== REQUEST ==
From the listing below, extract each line containing the string "image".

== RECORD SET ==
# # #
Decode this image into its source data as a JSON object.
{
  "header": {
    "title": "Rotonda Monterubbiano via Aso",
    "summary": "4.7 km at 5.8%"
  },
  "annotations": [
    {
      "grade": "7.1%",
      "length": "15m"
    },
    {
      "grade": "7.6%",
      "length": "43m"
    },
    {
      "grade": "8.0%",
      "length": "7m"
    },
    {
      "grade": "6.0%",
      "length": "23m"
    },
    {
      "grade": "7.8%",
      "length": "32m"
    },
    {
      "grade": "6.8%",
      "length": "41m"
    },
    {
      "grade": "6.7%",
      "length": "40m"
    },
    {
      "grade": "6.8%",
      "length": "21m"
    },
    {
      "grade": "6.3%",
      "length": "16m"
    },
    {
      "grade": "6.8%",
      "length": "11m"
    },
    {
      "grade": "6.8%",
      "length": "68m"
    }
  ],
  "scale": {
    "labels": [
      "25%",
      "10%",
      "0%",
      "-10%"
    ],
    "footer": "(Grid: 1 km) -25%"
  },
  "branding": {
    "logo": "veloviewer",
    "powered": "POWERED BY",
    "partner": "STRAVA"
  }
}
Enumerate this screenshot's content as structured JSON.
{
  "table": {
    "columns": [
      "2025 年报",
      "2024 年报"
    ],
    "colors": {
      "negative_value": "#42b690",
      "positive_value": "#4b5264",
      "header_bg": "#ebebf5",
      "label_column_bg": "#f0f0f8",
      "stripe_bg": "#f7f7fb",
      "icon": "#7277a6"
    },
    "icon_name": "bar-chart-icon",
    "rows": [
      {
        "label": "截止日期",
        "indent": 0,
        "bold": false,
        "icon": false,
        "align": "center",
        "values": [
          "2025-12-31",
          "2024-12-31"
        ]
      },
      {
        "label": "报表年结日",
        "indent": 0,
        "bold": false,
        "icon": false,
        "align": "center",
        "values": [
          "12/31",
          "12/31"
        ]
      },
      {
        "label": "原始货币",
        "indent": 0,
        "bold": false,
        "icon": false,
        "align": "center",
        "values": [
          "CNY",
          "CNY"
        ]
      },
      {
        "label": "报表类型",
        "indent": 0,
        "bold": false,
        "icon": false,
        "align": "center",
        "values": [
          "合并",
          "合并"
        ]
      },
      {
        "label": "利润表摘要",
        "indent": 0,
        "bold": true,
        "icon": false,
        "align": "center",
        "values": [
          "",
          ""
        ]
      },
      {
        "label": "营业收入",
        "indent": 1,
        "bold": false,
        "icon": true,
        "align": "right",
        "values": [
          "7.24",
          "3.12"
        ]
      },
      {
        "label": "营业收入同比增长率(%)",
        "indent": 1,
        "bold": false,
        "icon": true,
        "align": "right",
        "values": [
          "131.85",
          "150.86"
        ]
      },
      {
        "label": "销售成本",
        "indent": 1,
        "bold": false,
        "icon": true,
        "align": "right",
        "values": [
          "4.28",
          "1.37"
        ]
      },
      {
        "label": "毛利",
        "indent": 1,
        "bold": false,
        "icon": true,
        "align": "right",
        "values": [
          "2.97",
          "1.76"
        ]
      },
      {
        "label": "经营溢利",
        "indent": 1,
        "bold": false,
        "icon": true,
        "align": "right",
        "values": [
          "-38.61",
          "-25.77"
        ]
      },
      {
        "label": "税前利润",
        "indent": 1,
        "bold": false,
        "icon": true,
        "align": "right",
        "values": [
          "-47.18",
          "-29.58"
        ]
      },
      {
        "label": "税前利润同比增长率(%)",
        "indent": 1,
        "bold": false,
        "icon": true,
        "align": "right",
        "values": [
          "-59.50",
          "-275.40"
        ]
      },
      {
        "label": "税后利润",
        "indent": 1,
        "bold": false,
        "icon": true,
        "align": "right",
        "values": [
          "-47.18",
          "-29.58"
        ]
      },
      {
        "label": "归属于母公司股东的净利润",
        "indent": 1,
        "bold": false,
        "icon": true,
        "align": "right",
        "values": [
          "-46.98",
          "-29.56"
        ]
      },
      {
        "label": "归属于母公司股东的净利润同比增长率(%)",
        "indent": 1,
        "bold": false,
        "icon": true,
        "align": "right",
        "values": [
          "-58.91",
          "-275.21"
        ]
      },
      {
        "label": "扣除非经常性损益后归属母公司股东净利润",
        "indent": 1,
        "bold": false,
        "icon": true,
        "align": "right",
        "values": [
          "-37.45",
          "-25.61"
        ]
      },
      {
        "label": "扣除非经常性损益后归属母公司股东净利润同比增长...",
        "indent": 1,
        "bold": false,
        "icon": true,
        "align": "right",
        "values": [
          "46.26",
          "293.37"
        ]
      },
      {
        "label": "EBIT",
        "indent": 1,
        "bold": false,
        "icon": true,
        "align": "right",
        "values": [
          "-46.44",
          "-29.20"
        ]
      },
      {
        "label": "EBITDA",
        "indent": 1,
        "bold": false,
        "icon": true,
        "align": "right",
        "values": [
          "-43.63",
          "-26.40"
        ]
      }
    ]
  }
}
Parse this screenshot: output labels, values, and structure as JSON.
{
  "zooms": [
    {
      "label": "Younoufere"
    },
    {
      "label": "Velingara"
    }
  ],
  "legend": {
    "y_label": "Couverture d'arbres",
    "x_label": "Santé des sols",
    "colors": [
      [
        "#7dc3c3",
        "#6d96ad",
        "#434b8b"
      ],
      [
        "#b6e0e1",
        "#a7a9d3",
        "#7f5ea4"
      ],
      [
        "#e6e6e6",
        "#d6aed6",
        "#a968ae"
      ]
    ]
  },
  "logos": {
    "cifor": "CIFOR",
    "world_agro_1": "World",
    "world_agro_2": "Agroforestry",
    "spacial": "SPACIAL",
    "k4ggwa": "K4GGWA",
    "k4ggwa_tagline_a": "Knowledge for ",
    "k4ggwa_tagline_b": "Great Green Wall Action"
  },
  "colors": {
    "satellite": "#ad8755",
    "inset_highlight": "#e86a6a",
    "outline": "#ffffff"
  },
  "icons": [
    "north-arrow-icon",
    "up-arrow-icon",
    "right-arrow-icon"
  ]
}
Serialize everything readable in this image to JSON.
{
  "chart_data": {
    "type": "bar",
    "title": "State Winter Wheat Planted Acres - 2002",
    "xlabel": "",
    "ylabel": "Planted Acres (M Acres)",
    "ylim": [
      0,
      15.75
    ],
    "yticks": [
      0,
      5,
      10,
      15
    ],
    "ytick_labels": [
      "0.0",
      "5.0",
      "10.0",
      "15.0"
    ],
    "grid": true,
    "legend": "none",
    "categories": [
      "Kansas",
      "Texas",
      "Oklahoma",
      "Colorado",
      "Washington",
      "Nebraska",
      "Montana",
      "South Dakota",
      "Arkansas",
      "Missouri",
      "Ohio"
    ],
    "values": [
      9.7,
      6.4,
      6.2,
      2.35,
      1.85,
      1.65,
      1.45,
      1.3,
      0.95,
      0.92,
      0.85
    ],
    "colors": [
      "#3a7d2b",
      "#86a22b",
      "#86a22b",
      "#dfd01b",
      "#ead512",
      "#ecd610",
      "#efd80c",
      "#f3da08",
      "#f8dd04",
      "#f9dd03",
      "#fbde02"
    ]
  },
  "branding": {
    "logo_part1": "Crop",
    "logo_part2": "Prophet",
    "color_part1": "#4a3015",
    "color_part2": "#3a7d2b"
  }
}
# # #
== TASK SOLUTION ==
Decode this image into its source data as a JSON object.
Serialize everything readable in this image to JSON.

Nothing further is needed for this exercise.